▸ **EXERCISE REQUIREMENTS**:
Output the entries verbatim, including every line.

▸ **DATA FOR PROCESSING**:
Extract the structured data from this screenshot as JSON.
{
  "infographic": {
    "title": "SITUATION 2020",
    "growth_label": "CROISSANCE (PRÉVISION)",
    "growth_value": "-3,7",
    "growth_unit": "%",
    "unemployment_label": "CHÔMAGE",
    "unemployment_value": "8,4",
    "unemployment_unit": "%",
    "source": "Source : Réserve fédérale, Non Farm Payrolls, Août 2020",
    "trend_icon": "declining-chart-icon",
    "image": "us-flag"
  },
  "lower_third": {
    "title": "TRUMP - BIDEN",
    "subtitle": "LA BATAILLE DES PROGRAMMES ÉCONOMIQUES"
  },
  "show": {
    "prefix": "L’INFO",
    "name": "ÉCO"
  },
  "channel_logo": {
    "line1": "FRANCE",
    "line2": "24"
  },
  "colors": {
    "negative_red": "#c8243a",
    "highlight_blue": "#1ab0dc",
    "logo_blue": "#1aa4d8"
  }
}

▸ **TASK OUTPUT**:
Extract the structured data from this screenshot as JSON.
{
  "infographic": {
    "title": "SITUATION 2020",
    "growth_label": "CROISSANCE (PRÉVISION)",
    "growth_value": "-3,7",
    "growth_unit": "%",
    "unemployment_label": "CHÔMAGE",
    "unemployment_value": "8,4",
    "unemployment_unit": "%",
    "source": "Source : Réserve fédérale, Non Farm Payrolls, Août 2020",
    "trend_icon": "declining-chart-icon",
    "image": "us-flag"
  },
  "lower_third": {
    "title": "TRUMP - BIDEN",
    "subtitle": "LA BATAILLE DES PROGRAMMES ÉCONOMIQUES"
  },
  "show": {
    "prefix": "L’INFO",
    "name": "ÉCO"
  },
  "channel_logo": {
    "line1": "FRANCE",
    "line2": "24"
  },
  "colors": {
    "negative_red": "#c8243a",
    "highlight_blue": "#1ab0dc",
    "logo_blue": "#1aa4d8"
  }
}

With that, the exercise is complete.